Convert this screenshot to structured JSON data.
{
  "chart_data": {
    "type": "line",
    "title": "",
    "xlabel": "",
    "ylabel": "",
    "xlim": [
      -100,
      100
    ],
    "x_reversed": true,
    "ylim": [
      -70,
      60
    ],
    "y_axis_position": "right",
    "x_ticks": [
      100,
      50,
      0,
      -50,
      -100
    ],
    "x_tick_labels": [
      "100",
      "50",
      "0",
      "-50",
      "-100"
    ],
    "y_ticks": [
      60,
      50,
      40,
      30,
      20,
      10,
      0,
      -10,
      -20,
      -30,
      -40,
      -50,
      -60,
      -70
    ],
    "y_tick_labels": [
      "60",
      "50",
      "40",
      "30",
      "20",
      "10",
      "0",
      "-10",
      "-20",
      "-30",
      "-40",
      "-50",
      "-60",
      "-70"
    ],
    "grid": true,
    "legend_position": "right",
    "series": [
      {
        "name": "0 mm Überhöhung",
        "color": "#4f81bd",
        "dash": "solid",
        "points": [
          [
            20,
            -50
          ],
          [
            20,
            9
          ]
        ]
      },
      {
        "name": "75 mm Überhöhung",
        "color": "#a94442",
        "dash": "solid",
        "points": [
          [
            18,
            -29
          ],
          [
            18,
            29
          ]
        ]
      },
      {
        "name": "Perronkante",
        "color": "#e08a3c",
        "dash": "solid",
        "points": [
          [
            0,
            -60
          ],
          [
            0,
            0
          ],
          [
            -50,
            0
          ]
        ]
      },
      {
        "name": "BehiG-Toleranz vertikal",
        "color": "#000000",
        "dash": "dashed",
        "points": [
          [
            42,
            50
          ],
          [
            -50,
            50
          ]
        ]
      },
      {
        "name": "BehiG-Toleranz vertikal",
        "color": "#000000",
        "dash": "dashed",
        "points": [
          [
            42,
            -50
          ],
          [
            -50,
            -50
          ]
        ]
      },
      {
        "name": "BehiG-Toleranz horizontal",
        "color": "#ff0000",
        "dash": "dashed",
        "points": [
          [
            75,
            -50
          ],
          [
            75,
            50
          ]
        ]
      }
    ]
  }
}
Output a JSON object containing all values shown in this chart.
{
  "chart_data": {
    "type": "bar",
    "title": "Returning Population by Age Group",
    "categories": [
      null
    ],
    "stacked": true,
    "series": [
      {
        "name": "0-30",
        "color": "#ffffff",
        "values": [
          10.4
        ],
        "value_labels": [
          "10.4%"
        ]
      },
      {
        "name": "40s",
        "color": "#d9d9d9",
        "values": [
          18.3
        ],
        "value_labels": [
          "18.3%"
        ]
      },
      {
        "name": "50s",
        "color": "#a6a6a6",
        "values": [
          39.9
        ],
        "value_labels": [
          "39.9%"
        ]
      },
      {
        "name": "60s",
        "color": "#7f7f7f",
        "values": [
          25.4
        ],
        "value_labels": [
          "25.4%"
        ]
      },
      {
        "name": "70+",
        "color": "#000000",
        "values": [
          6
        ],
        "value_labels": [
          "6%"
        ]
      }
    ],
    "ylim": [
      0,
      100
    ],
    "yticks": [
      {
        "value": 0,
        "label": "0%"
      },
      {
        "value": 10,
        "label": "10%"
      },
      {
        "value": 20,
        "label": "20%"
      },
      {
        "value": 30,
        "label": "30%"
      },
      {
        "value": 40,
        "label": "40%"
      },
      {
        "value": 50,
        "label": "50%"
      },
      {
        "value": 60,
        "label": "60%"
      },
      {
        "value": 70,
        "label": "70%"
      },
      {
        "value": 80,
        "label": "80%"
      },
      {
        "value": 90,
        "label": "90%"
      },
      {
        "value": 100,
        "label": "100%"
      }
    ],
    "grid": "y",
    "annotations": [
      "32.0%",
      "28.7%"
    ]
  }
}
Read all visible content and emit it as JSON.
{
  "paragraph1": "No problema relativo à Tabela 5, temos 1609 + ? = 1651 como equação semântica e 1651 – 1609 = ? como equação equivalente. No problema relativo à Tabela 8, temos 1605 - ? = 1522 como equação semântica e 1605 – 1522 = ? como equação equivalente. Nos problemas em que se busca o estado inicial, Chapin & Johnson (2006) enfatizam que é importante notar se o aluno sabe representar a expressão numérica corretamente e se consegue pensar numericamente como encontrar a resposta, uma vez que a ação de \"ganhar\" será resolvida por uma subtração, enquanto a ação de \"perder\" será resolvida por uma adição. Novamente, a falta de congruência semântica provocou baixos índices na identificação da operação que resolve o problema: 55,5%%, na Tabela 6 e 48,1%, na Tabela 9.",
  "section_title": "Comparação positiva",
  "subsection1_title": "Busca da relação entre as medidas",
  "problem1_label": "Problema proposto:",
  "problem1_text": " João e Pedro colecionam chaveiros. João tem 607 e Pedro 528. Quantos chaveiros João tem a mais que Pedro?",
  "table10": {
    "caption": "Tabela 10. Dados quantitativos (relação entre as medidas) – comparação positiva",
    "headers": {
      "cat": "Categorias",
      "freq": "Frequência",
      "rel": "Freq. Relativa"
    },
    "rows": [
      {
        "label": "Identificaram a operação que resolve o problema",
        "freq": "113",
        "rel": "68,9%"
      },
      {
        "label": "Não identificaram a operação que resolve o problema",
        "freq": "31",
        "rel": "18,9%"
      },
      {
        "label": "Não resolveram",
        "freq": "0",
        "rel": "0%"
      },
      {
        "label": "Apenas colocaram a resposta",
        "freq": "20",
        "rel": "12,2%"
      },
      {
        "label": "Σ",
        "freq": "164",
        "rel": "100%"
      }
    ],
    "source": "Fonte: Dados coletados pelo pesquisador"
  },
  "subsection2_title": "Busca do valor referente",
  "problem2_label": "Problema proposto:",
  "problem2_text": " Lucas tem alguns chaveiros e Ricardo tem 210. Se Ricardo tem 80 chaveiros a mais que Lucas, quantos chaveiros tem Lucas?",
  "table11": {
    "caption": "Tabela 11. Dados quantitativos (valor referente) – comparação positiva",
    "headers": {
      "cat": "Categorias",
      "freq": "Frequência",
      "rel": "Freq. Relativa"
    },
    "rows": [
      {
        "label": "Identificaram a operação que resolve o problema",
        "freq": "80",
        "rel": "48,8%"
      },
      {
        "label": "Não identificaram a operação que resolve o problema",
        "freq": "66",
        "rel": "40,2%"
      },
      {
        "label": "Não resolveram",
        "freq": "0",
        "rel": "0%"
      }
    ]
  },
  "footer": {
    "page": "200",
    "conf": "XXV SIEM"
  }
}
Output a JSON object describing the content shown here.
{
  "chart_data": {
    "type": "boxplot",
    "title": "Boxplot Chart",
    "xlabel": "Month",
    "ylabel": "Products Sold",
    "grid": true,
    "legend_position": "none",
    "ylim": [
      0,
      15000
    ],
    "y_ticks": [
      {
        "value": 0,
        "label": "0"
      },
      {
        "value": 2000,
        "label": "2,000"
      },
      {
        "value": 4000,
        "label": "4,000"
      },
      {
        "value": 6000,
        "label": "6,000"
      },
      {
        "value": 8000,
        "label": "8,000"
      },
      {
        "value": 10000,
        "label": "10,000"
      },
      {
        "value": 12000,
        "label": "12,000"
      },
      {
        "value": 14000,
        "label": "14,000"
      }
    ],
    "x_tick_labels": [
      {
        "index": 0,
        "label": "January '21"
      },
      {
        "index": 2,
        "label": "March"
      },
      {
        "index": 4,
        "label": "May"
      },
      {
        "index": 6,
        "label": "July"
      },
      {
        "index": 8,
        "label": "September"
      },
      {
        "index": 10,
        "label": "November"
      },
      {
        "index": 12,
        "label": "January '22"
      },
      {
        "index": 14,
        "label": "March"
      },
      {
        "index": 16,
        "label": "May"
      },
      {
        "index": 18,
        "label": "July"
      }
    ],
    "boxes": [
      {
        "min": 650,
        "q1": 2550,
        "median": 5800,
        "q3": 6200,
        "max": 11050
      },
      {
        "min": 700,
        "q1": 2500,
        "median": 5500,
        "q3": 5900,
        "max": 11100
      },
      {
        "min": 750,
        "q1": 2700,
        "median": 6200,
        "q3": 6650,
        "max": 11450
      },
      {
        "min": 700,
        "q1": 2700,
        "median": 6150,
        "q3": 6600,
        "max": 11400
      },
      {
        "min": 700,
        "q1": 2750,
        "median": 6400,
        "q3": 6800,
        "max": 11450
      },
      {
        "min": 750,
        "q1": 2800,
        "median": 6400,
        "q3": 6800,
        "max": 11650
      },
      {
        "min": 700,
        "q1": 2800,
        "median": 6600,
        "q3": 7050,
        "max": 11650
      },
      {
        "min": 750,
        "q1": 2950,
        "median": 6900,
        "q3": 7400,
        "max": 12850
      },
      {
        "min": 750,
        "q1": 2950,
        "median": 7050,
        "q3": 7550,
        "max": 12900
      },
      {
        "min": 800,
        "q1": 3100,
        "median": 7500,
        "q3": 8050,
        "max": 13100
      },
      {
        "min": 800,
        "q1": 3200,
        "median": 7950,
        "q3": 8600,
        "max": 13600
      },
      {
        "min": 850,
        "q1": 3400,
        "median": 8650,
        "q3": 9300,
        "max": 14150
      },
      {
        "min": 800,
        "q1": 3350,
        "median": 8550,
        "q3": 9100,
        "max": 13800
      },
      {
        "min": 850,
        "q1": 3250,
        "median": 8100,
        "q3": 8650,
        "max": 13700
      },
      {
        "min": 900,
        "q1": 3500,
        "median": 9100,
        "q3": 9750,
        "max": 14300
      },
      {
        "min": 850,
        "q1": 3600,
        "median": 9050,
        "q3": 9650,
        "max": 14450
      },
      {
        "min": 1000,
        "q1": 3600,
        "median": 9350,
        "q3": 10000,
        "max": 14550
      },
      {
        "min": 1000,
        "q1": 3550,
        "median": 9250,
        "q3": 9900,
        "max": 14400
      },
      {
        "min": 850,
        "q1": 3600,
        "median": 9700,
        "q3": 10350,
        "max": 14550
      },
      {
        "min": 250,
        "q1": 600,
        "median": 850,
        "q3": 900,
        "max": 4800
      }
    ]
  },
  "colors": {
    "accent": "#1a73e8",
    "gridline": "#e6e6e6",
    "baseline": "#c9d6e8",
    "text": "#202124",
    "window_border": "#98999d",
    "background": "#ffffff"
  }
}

=-=-=

WHAT TO WORK ON | Report all lines of the material that contain the word "object".

THE ANSWER |
Output a JSON object containing all values shown in this chart.
Output a JSON object describing the content shown here.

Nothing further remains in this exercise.